PROBLEM DESCRIPTION> Exclude the pictures; give every entry again exactly as written.

THE RECORDS>
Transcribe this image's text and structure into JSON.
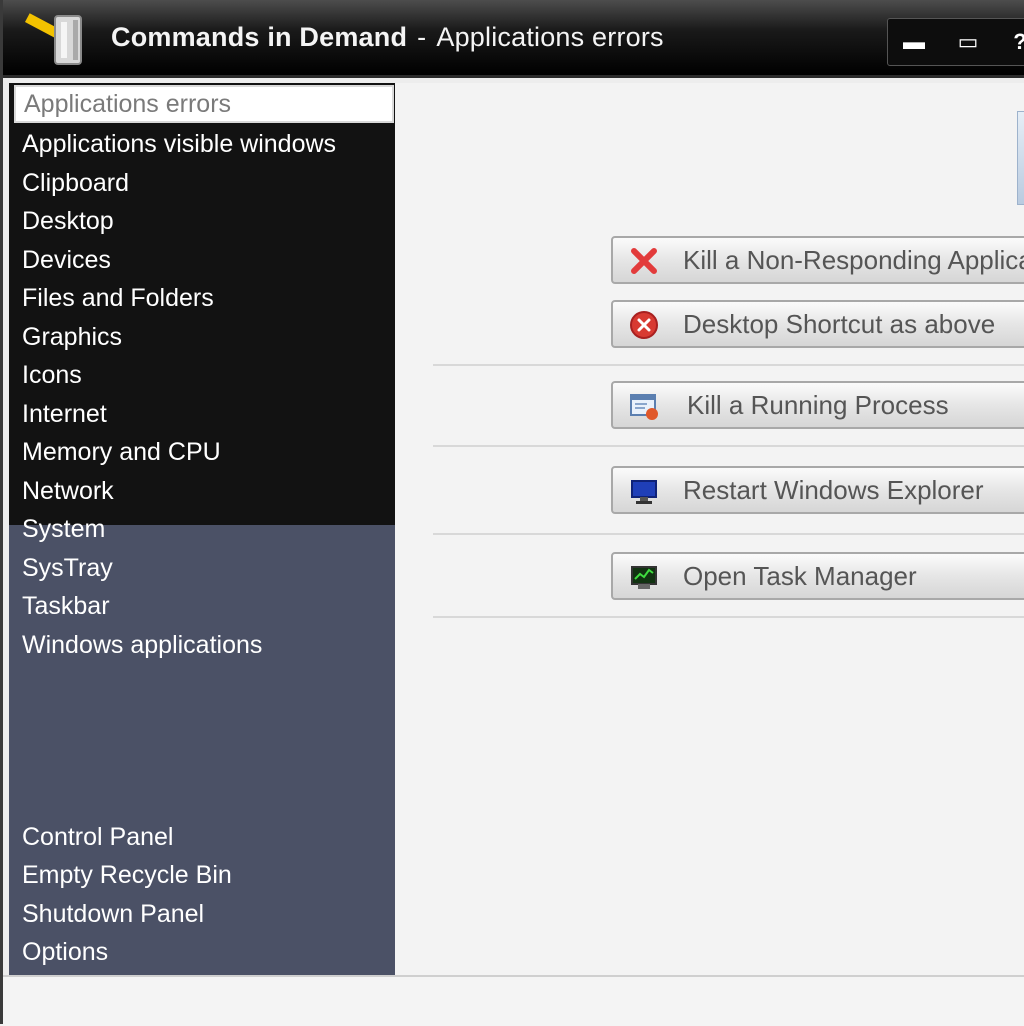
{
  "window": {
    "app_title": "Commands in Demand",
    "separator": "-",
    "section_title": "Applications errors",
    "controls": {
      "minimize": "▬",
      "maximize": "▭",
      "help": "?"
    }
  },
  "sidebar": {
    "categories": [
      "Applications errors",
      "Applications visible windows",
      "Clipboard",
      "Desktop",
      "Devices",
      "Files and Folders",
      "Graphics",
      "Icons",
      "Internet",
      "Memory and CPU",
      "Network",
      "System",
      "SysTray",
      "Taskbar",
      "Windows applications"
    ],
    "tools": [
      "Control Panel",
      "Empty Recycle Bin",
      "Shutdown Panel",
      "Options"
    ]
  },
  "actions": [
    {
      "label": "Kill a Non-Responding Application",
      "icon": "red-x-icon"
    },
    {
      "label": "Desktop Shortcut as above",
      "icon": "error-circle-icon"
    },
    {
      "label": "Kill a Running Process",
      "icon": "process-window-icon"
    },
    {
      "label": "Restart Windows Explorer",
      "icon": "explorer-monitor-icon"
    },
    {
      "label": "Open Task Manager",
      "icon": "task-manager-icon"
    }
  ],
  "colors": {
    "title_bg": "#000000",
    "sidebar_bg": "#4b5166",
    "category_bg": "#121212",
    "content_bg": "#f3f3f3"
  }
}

EXERCISE OUTPUT>
Transcribe this image's text and structure into JSON.
{
  "window": {
    "app_title": "Commands in Demand",
    "separator": "-",
    "section_title": "Applications errors",
    "controls": {
      "minimize": "▬",
      "maximize": "▭",
      "help": "?"
    }
  },
  "sidebar": {
    "categories": [
      "Applications errors",
      "Applications visible windows",
      "Clipboard",
      "Desktop",
      "Devices",
      "Files and Folders",
      "Graphics",
      "Icons",
      "Internet",
      "Memory and CPU",
      "Network",
      "System",
      "SysTray",
      "Taskbar",
      "Windows applications"
    ],
    "tools": [
      "Control Panel",
      "Empty Recycle Bin",
      "Shutdown Panel",
      "Options"
    ]
  },
  "actions": [
    {
      "label": "Kill a Non-Responding Application",
      "icon": "red-x-icon"
    },
    {
      "label": "Desktop Shortcut as above",
      "icon": "error-circle-icon"
    },
    {
      "label": "Kill a Running Process",
      "icon": "process-window-icon"
    },
    {
      "label": "Restart Windows Explorer",
      "icon": "explorer-monitor-icon"
    },
    {
      "label": "Open Task Manager",
      "icon": "task-manager-icon"
    }
  ],
  "colors": {
    "title_bg": "#000000",
    "sidebar_bg": "#4b5166",
    "category_bg": "#121212",
    "content_bg": "#f3f3f3"
  }
}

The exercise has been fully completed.